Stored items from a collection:
»»

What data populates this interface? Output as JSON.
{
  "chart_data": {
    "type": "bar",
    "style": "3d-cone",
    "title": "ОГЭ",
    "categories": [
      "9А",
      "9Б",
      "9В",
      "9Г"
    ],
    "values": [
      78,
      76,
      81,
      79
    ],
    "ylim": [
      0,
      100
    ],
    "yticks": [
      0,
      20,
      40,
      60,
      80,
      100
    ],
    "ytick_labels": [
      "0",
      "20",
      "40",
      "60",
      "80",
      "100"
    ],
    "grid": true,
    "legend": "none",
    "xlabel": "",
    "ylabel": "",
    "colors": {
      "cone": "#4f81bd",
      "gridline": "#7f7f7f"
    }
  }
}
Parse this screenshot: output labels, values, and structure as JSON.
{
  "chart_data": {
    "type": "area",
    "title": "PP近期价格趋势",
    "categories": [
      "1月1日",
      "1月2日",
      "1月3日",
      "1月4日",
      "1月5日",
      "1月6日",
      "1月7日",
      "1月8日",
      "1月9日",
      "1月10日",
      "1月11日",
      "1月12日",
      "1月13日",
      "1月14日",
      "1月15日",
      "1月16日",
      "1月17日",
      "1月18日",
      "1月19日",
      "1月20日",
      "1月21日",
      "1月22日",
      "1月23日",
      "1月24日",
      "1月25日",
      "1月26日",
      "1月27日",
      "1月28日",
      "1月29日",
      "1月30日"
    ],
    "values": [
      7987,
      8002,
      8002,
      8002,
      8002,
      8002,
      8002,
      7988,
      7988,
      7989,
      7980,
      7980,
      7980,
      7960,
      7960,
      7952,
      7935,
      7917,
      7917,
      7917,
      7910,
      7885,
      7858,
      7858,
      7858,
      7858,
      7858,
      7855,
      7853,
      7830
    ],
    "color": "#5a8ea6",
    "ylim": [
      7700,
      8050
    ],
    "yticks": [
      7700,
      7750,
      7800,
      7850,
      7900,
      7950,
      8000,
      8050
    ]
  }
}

««

**Problem to solve**
Pick out all lines from the data above in which the word "JSON" appears.

**Reply**
What data populates this interface? Output as JSON.
Parse this screenshot: output labels, values, and structure as JSON.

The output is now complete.